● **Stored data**
----------------
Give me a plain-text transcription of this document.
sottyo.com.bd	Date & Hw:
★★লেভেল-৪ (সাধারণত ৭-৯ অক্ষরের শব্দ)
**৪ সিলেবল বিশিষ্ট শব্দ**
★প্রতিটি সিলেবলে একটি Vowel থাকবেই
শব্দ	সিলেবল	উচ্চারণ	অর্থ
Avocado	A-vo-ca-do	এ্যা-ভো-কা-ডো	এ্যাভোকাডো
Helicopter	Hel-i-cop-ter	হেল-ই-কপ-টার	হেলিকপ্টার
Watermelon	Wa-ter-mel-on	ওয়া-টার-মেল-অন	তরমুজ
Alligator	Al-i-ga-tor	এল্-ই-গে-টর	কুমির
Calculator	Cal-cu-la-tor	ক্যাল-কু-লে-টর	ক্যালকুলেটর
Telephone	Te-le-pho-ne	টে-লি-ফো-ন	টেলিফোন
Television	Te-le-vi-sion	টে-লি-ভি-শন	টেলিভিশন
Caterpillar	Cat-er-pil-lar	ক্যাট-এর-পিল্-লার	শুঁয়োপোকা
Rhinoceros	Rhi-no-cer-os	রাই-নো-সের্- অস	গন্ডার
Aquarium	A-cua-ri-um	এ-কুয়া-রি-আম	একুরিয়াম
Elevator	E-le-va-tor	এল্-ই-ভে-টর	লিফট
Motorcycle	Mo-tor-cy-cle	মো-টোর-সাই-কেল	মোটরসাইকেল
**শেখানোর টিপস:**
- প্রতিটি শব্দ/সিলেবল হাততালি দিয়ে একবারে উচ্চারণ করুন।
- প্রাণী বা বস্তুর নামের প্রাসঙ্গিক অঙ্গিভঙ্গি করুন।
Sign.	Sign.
----------------
All the data must be duplicated exactly, with nothing added or removed.

Give me a plain-text transcription of this document.
sottyo.com.bd	Date & Hw:
★★লেভেল-৪ (সাধারণত ৭-৯ অক্ষরের শব্দ)
**৪ সিলেবল বিশিষ্ট শব্দ**
★প্রতিটি সিলেবলে একটি Vowel থাকবেই
শব্দ	সিলেবল	উচ্চারণ	অর্থ
Avocado	A-vo-ca-do	এ্যা-ভো-কা-ডো	এ্যাভোকাডো
Helicopter	Hel-i-cop-ter	হেল-ই-কপ-টার	হেলিকপ্টার
Watermelon	Wa-ter-mel-on	ওয়া-টার-মেল-অন	তরমুজ
Alligator	Al-i-ga-tor	এল্-ই-গে-টর	কুমির
Calculator	Cal-cu-la-tor	ক্যাল-কু-লে-টর	ক্যালকুলেটর
Telephone	Te-le-pho-ne	টে-লি-ফো-ন	টেলিফোন
Television	Te-le-vi-sion	টে-লি-ভি-শন	টেলিভিশন
Caterpillar	Cat-er-pil-lar	ক্যাট-এর-পিল্-লার	শুঁয়োপোকা
Rhinoceros	Rhi-no-cer-os	রাই-নো-সের্- অস	গন্ডার
Aquarium	A-cua-ri-um	এ-কুয়া-রি-আম	একুরিয়াম
Elevator	E-le-va-tor	এল্-ই-ভে-টর	লিফট
Motorcycle	Mo-tor-cy-cle	মো-টোর-সাই-কেল	মোটরসাইকেল
**শেখানোর টিপস:**
- প্রতিটি শব্দ/সিলেবল হাততালি দিয়ে একবারে উচ্চারণ করুন।
- প্রাণী বা বস্তুর নামের প্রাসঙ্গিক অঙ্গিভঙ্গি করুন।
Sign.	Sign.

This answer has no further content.